*** Source records
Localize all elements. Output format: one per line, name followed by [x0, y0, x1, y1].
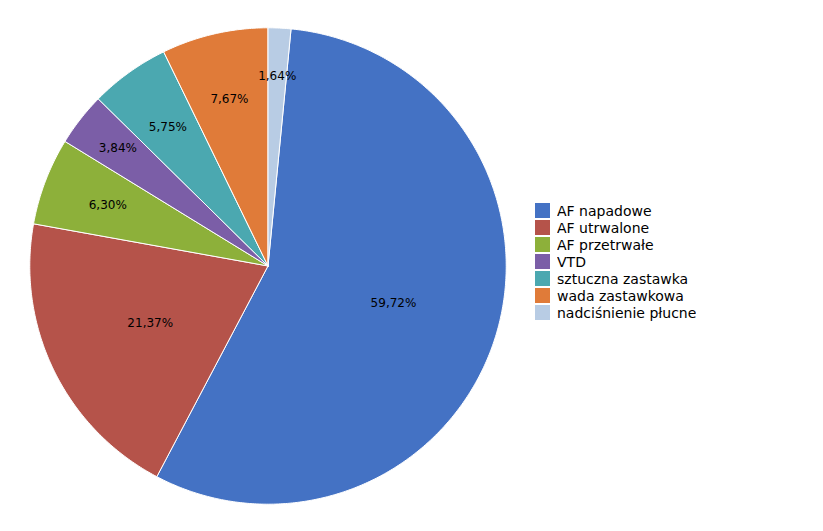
html-text:AF utrwalone: AF utrwalone — [557, 219, 650, 236]
svg-text:5,75%: 5,75% — [149, 120, 187, 134]
svg-text:6,30%: 6,30% — [89, 198, 127, 212]
html-text:VTD: VTD — [557, 253, 586, 270]
html-text:nadciśnienie płucne: nadciśnienie płucne — [557, 304, 697, 321]
html-text:sztuczna zastawka: sztuczna zastawka — [557, 270, 689, 287]
html-text:wada zastawkowa: wada zastawkowa — [557, 287, 684, 304]
svg-text:1,64%: 1,64% — [258, 68, 296, 82]
svg-text:3,84%: 3,84% — [99, 141, 137, 155]
svg-text:7,67%: 7,67% — [210, 92, 248, 106]
html-text:AF napadowe: AF napadowe — [557, 202, 652, 219]
html-text:AF przetrwałe: AF przetrwałe — [557, 236, 654, 253]
svg-text:21,37%: 21,37% — [127, 316, 173, 330]
svg-text:59,72%: 59,72% — [371, 296, 417, 310]
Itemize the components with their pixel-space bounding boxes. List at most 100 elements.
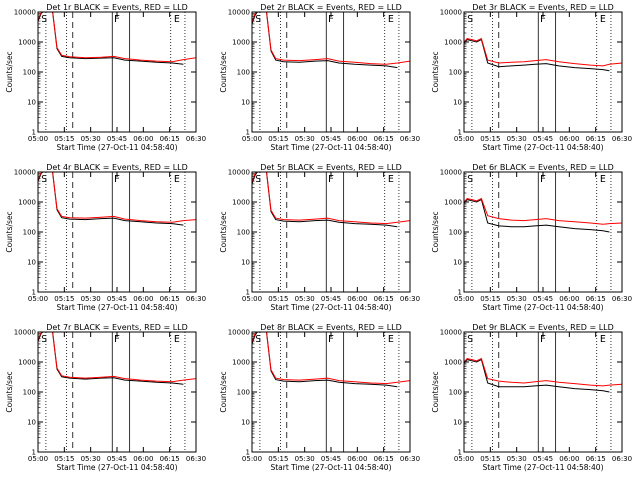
x-tick-label: 06:15 — [374, 135, 394, 143]
x-tick-label: 06:00 — [559, 295, 579, 303]
phase-marker-E: E — [174, 174, 180, 185]
y-tick-label: 10 — [241, 259, 250, 267]
y-tick-label: 10000 — [440, 9, 462, 17]
y-tick-label: 10000 — [14, 9, 36, 17]
panel-det-9: Det 9r BLACK = Events, RED = LLD S F E 1 10 10… — [431, 323, 632, 472]
phase-marker-E: E — [600, 14, 606, 25]
x-tick-label: 06:15 — [586, 135, 606, 143]
y-axis-label: Counts/sec — [5, 211, 14, 252]
x-tick-label: 05:30 — [295, 295, 315, 303]
x-tick-label: 06:15 — [374, 295, 394, 303]
phase-marker-E: E — [388, 174, 394, 185]
phase-marker-F: F — [540, 14, 546, 25]
y-axis-label: Counts/sec — [219, 371, 228, 412]
y-axis-label: Counts/sec — [5, 371, 14, 412]
x-tick-label: 06:15 — [160, 135, 180, 143]
x-tick-label: 05:30 — [507, 455, 527, 463]
x-tick-label: 06:30 — [612, 455, 632, 463]
x-tick-label: 06:30 — [612, 135, 632, 143]
events-series-line — [252, 332, 398, 388]
y-tick-label: 10 — [27, 419, 36, 427]
y-tick-label: 1000 — [18, 359, 36, 367]
panel-title: Det 3r BLACK = Events, RED = LLD — [472, 3, 614, 12]
y-tick-label: 10000 — [228, 169, 250, 177]
phase-marker-S: S — [255, 174, 261, 185]
x-tick-label: 06:00 — [559, 135, 579, 143]
y-axis-label: Counts/sec — [431, 211, 440, 252]
phase-marker-E: E — [600, 174, 606, 185]
y-tick-label: 10 — [241, 419, 250, 427]
panel-det-3: Det 3r BLACK = Events, RED = LLD S F E 1 10 10… — [431, 3, 632, 152]
plot-frame — [251, 331, 411, 453]
x-tick-label: 05:45 — [107, 135, 127, 143]
panel-title: Det 4r BLACK = Events, RED = LLD — [46, 163, 188, 172]
x-tick-label: 06:15 — [160, 295, 180, 303]
phase-marker-S: S — [255, 334, 261, 345]
x-tick-label: 06:30 — [400, 455, 420, 463]
x-tick-label: 05:00 — [28, 135, 48, 143]
x-tick-label: 05:45 — [107, 295, 127, 303]
x-tick-label: 06:00 — [133, 295, 153, 303]
x-tick-label: 05:30 — [81, 455, 101, 463]
lld-series-line — [464, 357, 622, 387]
x-tick-label: 06:15 — [374, 455, 394, 463]
phase-marker-S: S — [41, 174, 47, 185]
x-tick-label: 05:45 — [533, 135, 553, 143]
lld-series-line — [252, 12, 410, 65]
panel-title: Det 6r BLACK = Events, RED = LLD — [472, 163, 614, 172]
y-tick-label: 100 — [237, 229, 250, 237]
y-tick-label: 1 — [32, 129, 36, 137]
x-tick-label: 05:30 — [295, 455, 315, 463]
events-series-line — [38, 172, 184, 226]
y-tick-label: 1 — [246, 129, 250, 137]
phase-marker-E: E — [600, 334, 606, 345]
x-axis-label: Start Time (27-Oct-11 04:58:40) — [482, 143, 603, 152]
x-tick-label: 05:45 — [107, 455, 127, 463]
x-axis-label: Start Time (27-Oct-11 04:58:40) — [482, 303, 603, 312]
phase-marker-E: E — [174, 334, 180, 345]
y-tick-label: 1 — [458, 289, 462, 297]
lld-series-line — [38, 12, 196, 63]
phase-marker-E: E — [388, 14, 394, 25]
x-axis-label: Start Time (27-Oct-11 04:58:40) — [482, 463, 603, 472]
y-tick-label: 10 — [453, 99, 462, 107]
x-tick-label: 05:15 — [480, 135, 500, 143]
phase-marker-S: S — [41, 14, 47, 25]
panel-det-4: Det 4r BLACK = Events, RED = LLD S F E 1 10 10… — [5, 163, 206, 312]
phase-marker-S: S — [41, 334, 47, 345]
y-tick-label: 1000 — [232, 199, 250, 207]
x-tick-label: 06:30 — [186, 295, 206, 303]
panel-title: Det 2r BLACK = Events, RED = LLD — [260, 3, 402, 12]
y-tick-label: 100 — [23, 229, 36, 237]
plot-frame — [37, 11, 197, 133]
y-tick-label: 10000 — [228, 9, 250, 17]
panel-det-7: Det 7r BLACK = Events, RED = LLD S F E 1 10 10… — [5, 323, 206, 472]
x-axis-label: Start Time (27-Oct-11 04:58:40) — [270, 463, 391, 472]
x-tick-label: 06:15 — [586, 295, 606, 303]
phase-marker-F: F — [328, 334, 334, 345]
y-tick-label: 1 — [246, 449, 250, 457]
y-tick-label: 100 — [237, 69, 250, 77]
x-tick-label: 06:15 — [160, 455, 180, 463]
x-tick-label: 05:15 — [268, 295, 288, 303]
y-axis-label: Counts/sec — [219, 51, 228, 92]
panel-title: Det 7r BLACK = Events, RED = LLD — [46, 323, 188, 332]
y-tick-label: 1000 — [18, 199, 36, 207]
y-tick-label: 10000 — [228, 329, 250, 337]
y-tick-label: 100 — [449, 229, 462, 237]
x-tick-label: 05:15 — [268, 455, 288, 463]
x-tick-label: 05:45 — [321, 455, 341, 463]
panel-det-1: Det 1r BLACK = Events, RED = LLD S F E 1 10 10… — [5, 3, 206, 152]
phase-marker-F: F — [540, 334, 546, 345]
x-axis-label: Start Time (27-Oct-11 04:58:40) — [56, 303, 177, 312]
y-tick-label: 10 — [453, 259, 462, 267]
x-tick-label: 06:00 — [347, 455, 367, 463]
x-tick-label: 05:00 — [454, 455, 474, 463]
y-tick-label: 1000 — [444, 199, 462, 207]
x-tick-label: 06:15 — [586, 455, 606, 463]
y-tick-label: 100 — [23, 69, 36, 77]
y-tick-label: 10000 — [440, 169, 462, 177]
phase-marker-F: F — [114, 334, 120, 345]
phase-marker-F: F — [328, 14, 334, 25]
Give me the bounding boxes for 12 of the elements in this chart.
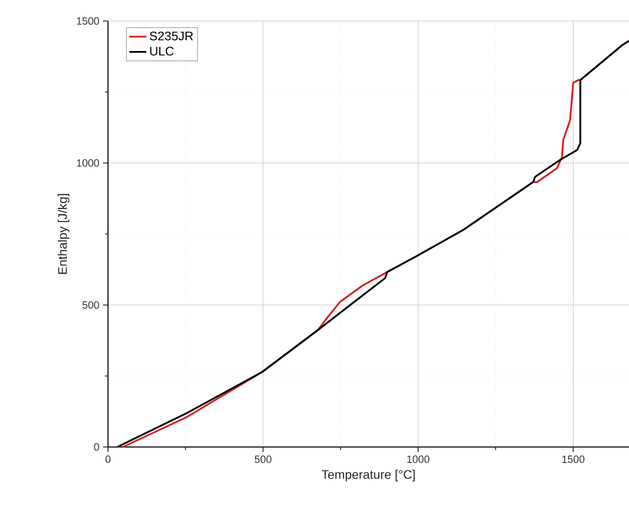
******
### [What needs to be done]
Rewrite every line of the data above as a Markdown table with the columns "No." and "Line," numbering the rows and skipping blank lines. Leave the pictures out of the table.

### [Result below]
| No. | Line |
|---|---|
| 1 | Localize all elements. Output format: one per line, name followed by [x0, y0, x1, y1]. |
| 2 | html-text:AF utrwalone: AF utrwalone — [557, 219, 650, 236] |
| 3 | svg-text:5,75%: 5,75% — [149, 120, 187, 134] |
| 4 | svg-text:6,30%: 6,30% — [89, 198, 127, 212] |
| 5 | html-text:VTD: VTD — [557, 253, 586, 270] |
| 6 | html-text:nadciśnienie płucne: nadciśnienie płucne — [557, 304, 697, 321] |
| 7 | html-text:sztuczna zastawka: sztuczna zastawka — [557, 270, 689, 287] |
| 8 | html-text:wada zastawkowa: wada zastawkowa — [557, 287, 684, 304] |
| 9 | svg-text:1,64%: 1,64% — [258, 68, 296, 82] |
| 10 | svg-text:3,84%: 3,84% — [99, 141, 137, 155] |
| 11 | svg-text:7,67%: 7,67% — [210, 92, 248, 106] |
| 12 | html-text:AF napadowe: AF napadowe — [557, 202, 652, 219] |
| 13 | html-text:AF przetrwałe: AF przetrwałe — [557, 236, 654, 253] |
| 14 | svg-text:21,37%: 21,37% — [127, 316, 173, 330] |
| 15 | svg-text:59,72%: 59,72% — [371, 296, 417, 310] |
| 16 | Itemize the components with their pixel-space bounding boxes. List at most 100 elements. |
| 17 | x-tick-label: 06:15 — [374, 135, 394, 143] |
| 18 | x-tick-label: 06:00 — [559, 295, 579, 303] |
| 19 | phase-marker-E: E — [174, 174, 180, 185] |
| 20 | y-tick-label: 10 — [241, 259, 250, 267] |
| 21 | y-tick-label: 10000 — [440, 9, 462, 17] |
| 22 | y-tick-label: 10000 — [14, 9, 36, 17] |
| 23 | panel-det-9: Det 9r BLACK = Events, RED = LLD S F E 1 10 10… — [431, 323, 632, 472] |
| 24 | phase-marker-E: E — [600, 14, 606, 25] |
| 25 | x-tick-label: 06:15 — [586, 135, 606, 143] |
| 26 | y-axis-label: Counts/sec — [5, 211, 14, 252] |
| 27 | x-tick-label: 05:30 — [295, 295, 315, 303] |
| 28 | x-tick-label: 06:15 — [374, 295, 394, 303] |
| 29 | phase-marker-E: E — [388, 174, 394, 185] |
| 30 | phase-marker-F: F — [540, 14, 546, 25] |
| 31 | y-axis-label: Counts/sec — [219, 371, 228, 412] |
| 32 | y-axis-label: Counts/sec — [5, 371, 14, 412] |
| 33 | x-tick-label: 06:15 — [160, 135, 180, 143] |
| 34 | x-tick-label: 05:30 — [507, 455, 527, 463] |
| 35 | x-tick-label: 06:30 — [612, 455, 632, 463] |
| 36 | x-tick-label: 06:30 — [612, 135, 632, 143] |
| 37 | events-series-line — [252, 332, 398, 388] |
| 38 | y-tick-label: 10 — [27, 419, 36, 427] |
| 39 | y-tick-label: 1000 — [18, 359, 36, 367] |
| 40 | panel-title: Det 3r BLACK = Events, RED = LLD — [472, 3, 614, 12] |
| 41 | y-tick-label: 10000 — [228, 169, 250, 177] |
| 42 | phase-marker-S: S — [255, 174, 261, 185] |
| 43 | x-tick-label: 06:00 — [559, 135, 579, 143] |
| 44 | y-axis-label: Counts/sec — [431, 211, 440, 252] |
| 45 | phase-marker-E: E — [600, 174, 606, 185] |
| 46 | y-tick-label: 10 — [241, 419, 250, 427] |
| 47 | panel-det-3: Det 3r BLACK = Events, RED = LLD S F E 1 10 10… — [431, 3, 632, 152] |
| 48 | plot-frame — [251, 331, 411, 453] |
| 49 | x-tick-label: 05:45 — [107, 135, 127, 143] |
| 50 | panel-title: Det 4r BLACK = Events, RED = LLD — [46, 163, 188, 172] |
| 51 | x-tick-label: 06:15 — [160, 295, 180, 303] |
| 52 | phase-marker-S: S — [255, 334, 261, 345] |
| 53 | x-tick-label: 06:30 — [400, 455, 420, 463] |
| 54 | x-tick-label: 05:00 — [28, 135, 48, 143] |
| 55 | x-tick-label: 05:45 — [107, 295, 127, 303] |
| 56 | x-tick-label: 06:00 — [133, 295, 153, 303] |
| 57 | x-tick-label: 05:30 — [81, 455, 101, 463] |
| 58 | lld-series-line — [464, 357, 622, 387] |
| 59 | x-tick-label: 06:15 — [374, 455, 394, 463] |
| 60 | phase-marker-S: S — [41, 174, 47, 185] |
| 61 | x-tick-label: 05:45 — [533, 135, 553, 143] |
| 62 | lld-series-line — [252, 12, 410, 65] |
| 63 | panel-title: Det 6r BLACK = Events, RED = LLD — [472, 163, 614, 172] |
| 64 | y-tick-label: 100 — [237, 229, 250, 237] |
| 65 | y-tick-label: 1 — [32, 129, 36, 137] |
| 66 | x-tick-label: 05:30 — [295, 455, 315, 463] |
| 67 | events-series-line — [38, 172, 184, 226] |
| 68 | y-tick-label: 1 — [246, 129, 250, 137] |
| 69 | phase-marker-E: E — [600, 334, 606, 345] |
| 70 | x-axis-label: Start Time (27-Oct-11 04:58:40) — [482, 143, 603, 152] |
| 71 | x-tick-label: 05:45 — [107, 455, 127, 463] |
| 72 | x-axis-label: Start Time (27-Oct-11 04:58:40) — [482, 303, 603, 312] |
| 73 | phase-marker-E: E — [174, 334, 180, 345] |
| 74 | y-tick-label: 1 — [458, 289, 462, 297] |
| 75 | lld-series-line — [38, 12, 196, 63] |
| 76 | phase-marker-E: E — [388, 14, 394, 25] |
| 77 | x-axis-label: Start Time (27-Oct-11 04:58:40) — [482, 463, 603, 472] |
| 78 | y-tick-label: 10 — [453, 99, 462, 107] |
| 79 | x-tick-label: 05:15 — [480, 135, 500, 143] |
| 80 | phase-marker-S: S — [41, 14, 47, 25] |
| 81 | panel-det-4: Det 4r BLACK = Events, RED = LLD S F E 1 10 10… — [5, 163, 206, 312] |
| 82 | phase-marker-S: S — [41, 334, 47, 345] |
| 83 | y-tick-label: 1000 — [232, 199, 250, 207] |
| 84 | x-tick-label: 06:30 — [186, 295, 206, 303] |
| 85 | panel-title: Det 2r BLACK = Events, RED = LLD — [260, 3, 402, 12] |
| 86 | y-tick-label: 100 — [23, 229, 36, 237] |
| 87 | plot-frame — [37, 11, 197, 133] |
| 88 | y-tick-label: 10000 — [228, 9, 250, 17] |
| 89 | panel-det-7: Det 7r BLACK = Events, RED = LLD S F E 1 10 10… — [5, 323, 206, 472] |
| 90 | x-axis-label: Start Time (27-Oct-11 04:58:40) — [270, 463, 391, 472] |
| 91 | x-tick-label: 06:15 — [586, 295, 606, 303] |
| 92 | phase-marker-F: F — [328, 334, 334, 345] |
| 93 | y-tick-label: 1 — [246, 449, 250, 457] |
| 94 | y-tick-label: 100 — [237, 69, 250, 77] |
| 95 | x-tick-label: 06:15 — [160, 455, 180, 463] |
| 96 | x-tick-label: 05:15 — [268, 295, 288, 303] |
| 97 | y-axis-label: Counts/sec — [219, 51, 228, 92] |
| 98 | panel-title: Det 7r BLACK = Events, RED = LLD — [46, 323, 188, 332] |
| 99 | y-tick-label: 1000 — [18, 199, 36, 207] |
| 100 | y-tick-label: 10000 — [228, 329, 250, 337] |
| 101 | y-tick-label: 100 — [449, 229, 462, 237] |
| 102 | x-tick-label: 05:15 — [268, 455, 288, 463] |
| 103 | x-tick-label: 05:45 — [321, 455, 341, 463] |
| 104 | panel-det-1: Det 1r BLACK = Events, RED = LLD S F E 1 10 10… — [5, 3, 206, 152] |
| 105 | phase-marker-F: F — [540, 334, 546, 345] |
| 106 | x-axis-label: Start Time (27-Oct-11 04:58:40) — [56, 303, 177, 312] |
| 107 | y-tick-label: 10 — [453, 259, 462, 267] |
| 108 | x-tick-label: 06:00 — [347, 455, 367, 463] |
| 109 | x-tick-label: 05:00 — [454, 455, 474, 463] |
| 110 | y-tick-label: 1000 — [444, 199, 462, 207] |
| 111 | x-tick-label: 06:15 — [586, 455, 606, 463] |
| 112 | y-tick-label: 100 — [23, 69, 36, 77] |
| 113 | y-tick-label: 10000 — [440, 169, 462, 177] |
| 114 | phase-marker-F: F — [114, 334, 120, 345] |
| 115 | phase-marker-F: F — [328, 14, 334, 25] |
| 116 | Give me the bounding boxes for 12 of the elements in this chart. |